━━ WYODRĘBNIONE WPISY

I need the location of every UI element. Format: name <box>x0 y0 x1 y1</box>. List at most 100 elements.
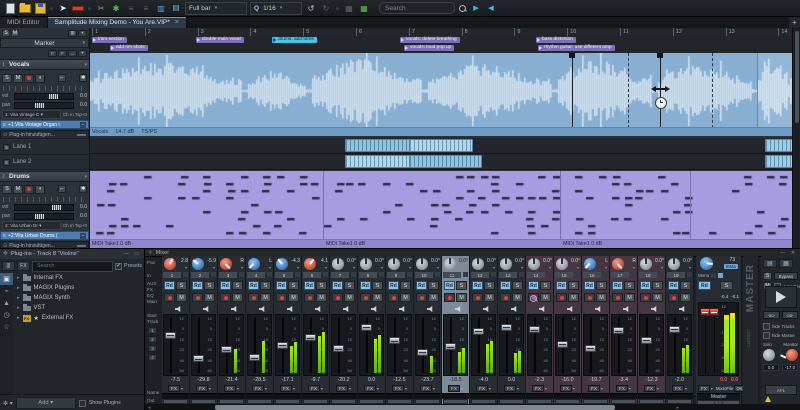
speaker-icon[interactable] <box>287 306 294 312</box>
pan-knob[interactable] <box>444 258 456 270</box>
solo-button[interactable]: S <box>680 281 691 290</box>
draw-tool-icon[interactable] <box>72 3 84 14</box>
instrument-select[interactable]: 1: Vita Vintage C ▾ <box>2 110 61 119</box>
fx-button[interactable]: FX▾ <box>360 385 383 392</box>
setup-folder-icon[interactable]: ▤ <box>763 259 777 268</box>
favorites-star-icon[interactable]: ☆ <box>0 321 13 333</box>
mute-button[interactable]: M <box>428 293 439 302</box>
mixer-channel-8[interactable]: 0.0°▾8RdSM120102040600.0FX▾ <box>358 256 386 404</box>
marker-f1-button[interactable]: F <box>48 50 57 57</box>
plugin-slot[interactable]: ≡+1:Vita Vintage Organ i– <box>0 120 89 129</box>
read-automation-button[interactable]: Rd <box>192 281 203 290</box>
channel-fader[interactable]: 12010204060 <box>639 314 664 376</box>
master-name-field[interactable]: Master <box>697 393 740 400</box>
record-button[interactable] <box>192 293 203 302</box>
fx-button[interactable]: FX▾ <box>500 385 523 392</box>
channel-number[interactable]: 3 <box>219 272 244 278</box>
channel-number[interactable]: 12 <box>471 272 496 278</box>
channel-number[interactable]: 8 <box>359 272 384 278</box>
record-button[interactable] <box>416 293 427 302</box>
mixer-channel-4[interactable]: L▾4RdSM12010204060-28.5FX▾ <box>246 256 274 404</box>
take-clip[interactable] <box>765 139 793 152</box>
mute-button[interactable]: M <box>344 293 355 302</box>
channel-fader[interactable]: 12010204060 <box>471 314 496 376</box>
solo-button[interactable]: S <box>400 281 411 290</box>
read-automation-button[interactable]: Rd <box>556 281 567 290</box>
snapshot-icon[interactable]: ▦ <box>779 259 793 268</box>
volume-slider[interactable] <box>14 204 74 211</box>
fx-button[interactable]: FX▾ <box>472 385 495 392</box>
tree-item-internal-fx[interactable]: ▸Internal FX <box>13 273 144 283</box>
channel-fader[interactable]: 12010204060 <box>415 314 440 376</box>
bypass-button[interactable]: Bypass <box>774 272 798 280</box>
pan-knob[interactable] <box>192 258 204 270</box>
take-clip[interactable] <box>409 139 473 152</box>
solo-button[interactable]: S <box>624 281 635 290</box>
tab-project[interactable]: Samplitude Mixing Demo - You Are.VIP* × <box>48 17 187 28</box>
solo-button[interactable]: S <box>204 281 215 290</box>
channel-fader[interactable]: 12010204060 <box>191 314 216 376</box>
marker-label[interactable]: vocals: delete breathing <box>400 37 460 43</box>
pan-knob[interactable] <box>556 258 568 270</box>
mute-button[interactable]: M <box>540 293 551 302</box>
channel-fader[interactable]: 12010204060 <box>331 314 356 376</box>
mono-button[interactable] <box>711 273 716 278</box>
mute-button[interactable]: M <box>204 293 215 302</box>
channel-number[interactable]: 5 <box>275 272 300 278</box>
read-automation-button[interactable]: Rd <box>472 281 483 290</box>
vocals-lane-2[interactable] <box>90 154 792 170</box>
channel-fader[interactable]: 12010204060 <box>527 314 552 376</box>
speaker-icon[interactable] <box>651 306 658 312</box>
speaker-icon[interactable] <box>623 306 630 312</box>
channel-fader[interactable]: 12010204060 <box>219 314 244 376</box>
fx-filter-button[interactable]: FX <box>17 261 30 271</box>
track-record-button[interactable] <box>24 185 34 194</box>
fx-button[interactable]: FX▾ <box>612 385 635 392</box>
record-button[interactable] <box>220 293 231 302</box>
tree-item-vst[interactable]: ▸VST <box>13 303 144 313</box>
marker-label[interactable]: double main vocal <box>196 37 244 43</box>
channel-fader[interactable]: 12010204060 <box>387 314 412 376</box>
channel-number[interactable]: 7 <box>331 272 356 278</box>
vocals-waveform[interactable] <box>90 53 792 136</box>
solo-button[interactable]: S <box>176 281 187 290</box>
master-fader[interactable]: 12010204060 <box>698 302 739 376</box>
read-automation-button[interactable]: Rd <box>668 281 679 290</box>
speaker-icon[interactable] <box>315 306 322 312</box>
speaker-icon[interactable] <box>371 306 378 312</box>
plugin-slot[interactable]: ≡+2:Vita Urban Drums (– <box>0 231 89 240</box>
track-header-drums[interactable]: 2 Drums▾ <box>0 171 89 182</box>
dropdown-icon[interactable]: ▾ <box>78 30 87 37</box>
plugin-search-input[interactable] <box>35 262 110 270</box>
track-lock-icon[interactable]: ⌐ <box>58 185 66 193</box>
mixer-window-buttons[interactable]: — ✕ <box>780 250 797 256</box>
pan-knob[interactable] <box>248 258 260 270</box>
tab-midi-editor[interactable]: MIDI Editor <box>0 17 48 28</box>
mute-button[interactable]: M <box>372 293 383 302</box>
mixer-channel-2[interactable]: -5.9▾2RdSM12010204060-29.8FX▾ <box>190 256 218 404</box>
lane-1-header[interactable]: S Lane 1 <box>0 140 89 155</box>
redo-icon[interactable]: ↻ <box>320 3 332 14</box>
play-back-icon[interactable]: ◀ <box>485 3 497 14</box>
mute-button[interactable]: M <box>176 293 187 302</box>
fx-button[interactable]: FX▾ <box>220 385 243 392</box>
master-s-button[interactable]: S <box>763 272 772 280</box>
record-button[interactable] <box>444 293 455 302</box>
global-solo-button[interactable]: S <box>2 30 10 37</box>
speaker-icon[interactable] <box>427 306 434 312</box>
solo-button[interactable]: S <box>456 281 467 290</box>
mute-button[interactable]: M <box>512 293 523 302</box>
read-automation-button[interactable]: Rd <box>444 281 455 290</box>
pan-knob[interactable] <box>612 258 624 270</box>
mute-button[interactable]: M <box>568 293 579 302</box>
save-icon[interactable] <box>34 3 46 14</box>
speaker-icon[interactable] <box>399 306 406 312</box>
read-automation-button[interactable]: Rd <box>612 281 623 290</box>
mixer-channel-19[interactable]: 0.0°▾19RdSM12010204060-2.0FX▾ <box>666 256 694 404</box>
marker-range-button[interactable]: ↔ <box>68 50 77 57</box>
record-button[interactable] <box>304 293 315 302</box>
read-automation-button[interactable]: Rd <box>248 281 259 290</box>
channel-fader[interactable]: 12010204060 <box>359 314 384 376</box>
fx-button[interactable]: FX▾ <box>304 385 327 392</box>
speaker-icon[interactable] <box>595 306 602 312</box>
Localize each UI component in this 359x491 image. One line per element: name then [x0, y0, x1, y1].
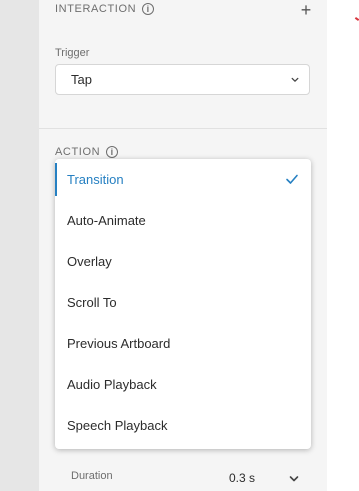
canvas-area	[327, 0, 359, 491]
section-divider	[39, 128, 327, 129]
action-header: ACTION i	[55, 146, 119, 158]
checkmark-icon	[286, 174, 298, 184]
dropdown-item-label: Overlay	[67, 254, 112, 269]
interaction-title: INTERACTION	[55, 3, 137, 15]
dropdown-item-scroll-to[interactable]: Scroll To	[55, 282, 311, 323]
dropdown-item-label: Auto-Animate	[67, 213, 146, 228]
info-icon[interactable]: i	[106, 146, 119, 158]
dropdown-item-transition[interactable]: Transition	[55, 159, 311, 200]
chevron-down-icon	[291, 77, 299, 82]
duration-row: Duration	[71, 470, 311, 482]
dropdown-item-label: Audio Playback	[67, 377, 157, 392]
dropdown-item-label: Speech Playback	[67, 418, 168, 433]
info-icon[interactable]: i	[142, 3, 155, 15]
chevron-down-icon[interactable]	[289, 474, 299, 484]
dropdown-item-speech-playback[interactable]: Speech Playback	[55, 405, 311, 446]
trigger-label: Trigger	[55, 47, 90, 59]
dropdown-item-previous-artboard[interactable]: Previous Artboard	[55, 323, 311, 364]
plus-icon[interactable]: +	[298, 1, 314, 19]
trigger-value: Tap	[71, 72, 92, 87]
dropdown-item-label: Previous Artboard	[67, 336, 171, 351]
dropdown-item-audio-playback[interactable]: Audio Playback	[55, 364, 311, 405]
dropdown-item-label: Scroll To	[67, 295, 117, 310]
action-title: ACTION	[55, 146, 101, 158]
dropdown-item-label: Transition	[67, 172, 124, 187]
duration-label: Duration	[71, 470, 113, 482]
action-type-dropdown: Transition Auto-Animate Overlay Scroll T…	[55, 159, 311, 449]
duration-value[interactable]: 0.3 s	[229, 471, 255, 485]
dropdown-item-auto-animate[interactable]: Auto-Animate	[55, 200, 311, 241]
app-window: INTERACTION i + Trigger Tap ACTION i Tra…	[0, 0, 359, 491]
left-gutter	[0, 0, 39, 491]
trigger-select[interactable]: Tap	[55, 64, 310, 95]
dropdown-item-overlay[interactable]: Overlay	[55, 241, 311, 282]
interaction-header: INTERACTION i	[55, 3, 155, 15]
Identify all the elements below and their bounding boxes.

━━━━

TREŚĆ POLECENIA:
Znajdź w materiale wszystkie wiersze zawierające ciąg znaków „marker” i przepisz je w całości.

ROZWIĄZANIE ZADANIA:
marker-f1-button[interactable]: F <box>48 50 57 57</box>
marker-label[interactable]: vocals: delete breathing <box>400 37 460 43</box>
marker-label[interactable]: double main vocal <box>196 37 244 43</box>
marker-range-button[interactable]: ↔ <box>68 50 77 57</box>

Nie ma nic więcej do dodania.